* **Exercise requirements**
Only lines with the string "description" matter here; gather them from the material below.

# Data start

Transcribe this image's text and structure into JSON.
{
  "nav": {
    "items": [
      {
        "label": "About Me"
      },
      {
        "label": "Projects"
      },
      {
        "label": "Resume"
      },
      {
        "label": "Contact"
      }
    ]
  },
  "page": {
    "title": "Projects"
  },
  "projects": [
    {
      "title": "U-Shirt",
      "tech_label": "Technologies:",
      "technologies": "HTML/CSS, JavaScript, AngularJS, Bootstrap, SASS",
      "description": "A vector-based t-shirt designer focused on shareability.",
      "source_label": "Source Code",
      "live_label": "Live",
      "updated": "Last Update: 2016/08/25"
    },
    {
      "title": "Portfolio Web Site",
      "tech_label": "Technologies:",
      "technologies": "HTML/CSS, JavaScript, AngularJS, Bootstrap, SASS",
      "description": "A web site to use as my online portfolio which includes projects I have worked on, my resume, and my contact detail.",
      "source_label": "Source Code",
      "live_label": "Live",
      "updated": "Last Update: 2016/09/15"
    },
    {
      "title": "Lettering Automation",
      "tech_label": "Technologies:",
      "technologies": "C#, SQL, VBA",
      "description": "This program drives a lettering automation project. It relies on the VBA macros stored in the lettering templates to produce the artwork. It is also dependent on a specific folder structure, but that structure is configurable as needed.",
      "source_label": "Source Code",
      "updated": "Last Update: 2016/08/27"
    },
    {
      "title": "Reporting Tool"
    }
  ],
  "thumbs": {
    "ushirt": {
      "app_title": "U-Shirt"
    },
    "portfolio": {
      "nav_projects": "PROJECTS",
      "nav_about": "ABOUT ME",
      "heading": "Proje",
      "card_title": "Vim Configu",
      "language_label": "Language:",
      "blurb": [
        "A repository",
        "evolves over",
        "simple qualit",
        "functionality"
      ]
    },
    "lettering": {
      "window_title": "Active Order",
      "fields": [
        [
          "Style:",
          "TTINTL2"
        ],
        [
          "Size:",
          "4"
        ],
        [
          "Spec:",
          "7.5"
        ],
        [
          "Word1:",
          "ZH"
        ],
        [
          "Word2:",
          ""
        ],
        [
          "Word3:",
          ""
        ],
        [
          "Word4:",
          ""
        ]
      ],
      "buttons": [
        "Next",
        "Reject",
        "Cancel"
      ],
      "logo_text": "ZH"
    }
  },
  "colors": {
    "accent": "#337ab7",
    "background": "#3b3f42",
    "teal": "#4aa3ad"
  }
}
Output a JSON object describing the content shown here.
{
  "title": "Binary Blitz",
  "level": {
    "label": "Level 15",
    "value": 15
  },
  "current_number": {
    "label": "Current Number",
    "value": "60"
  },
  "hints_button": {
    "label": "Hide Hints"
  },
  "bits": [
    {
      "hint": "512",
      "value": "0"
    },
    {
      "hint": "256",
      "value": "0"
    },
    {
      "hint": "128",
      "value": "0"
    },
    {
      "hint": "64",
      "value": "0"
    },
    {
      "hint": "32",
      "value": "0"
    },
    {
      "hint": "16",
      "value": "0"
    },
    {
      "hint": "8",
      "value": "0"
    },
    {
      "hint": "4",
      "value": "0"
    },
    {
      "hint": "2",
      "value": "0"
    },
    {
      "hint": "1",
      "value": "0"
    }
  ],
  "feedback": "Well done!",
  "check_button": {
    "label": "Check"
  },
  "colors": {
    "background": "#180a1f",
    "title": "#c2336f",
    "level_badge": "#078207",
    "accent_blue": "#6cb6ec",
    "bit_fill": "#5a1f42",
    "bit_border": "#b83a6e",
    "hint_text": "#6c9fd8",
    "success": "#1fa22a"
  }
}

# Data end

* **Solved exercise**
      "description": "A vector-based t-shirt designer focused on shareability.",
      "description": "A web site to use as my online portfolio which includes projects I have worked on, my resume, and my contact detail.",
      "description": "This program drives a lettering automation project. It relies on the VBA macros stored in the lettering templates to produce the artwork. It is also dependent on a specific folder structure, but that structure is configurable as needed.",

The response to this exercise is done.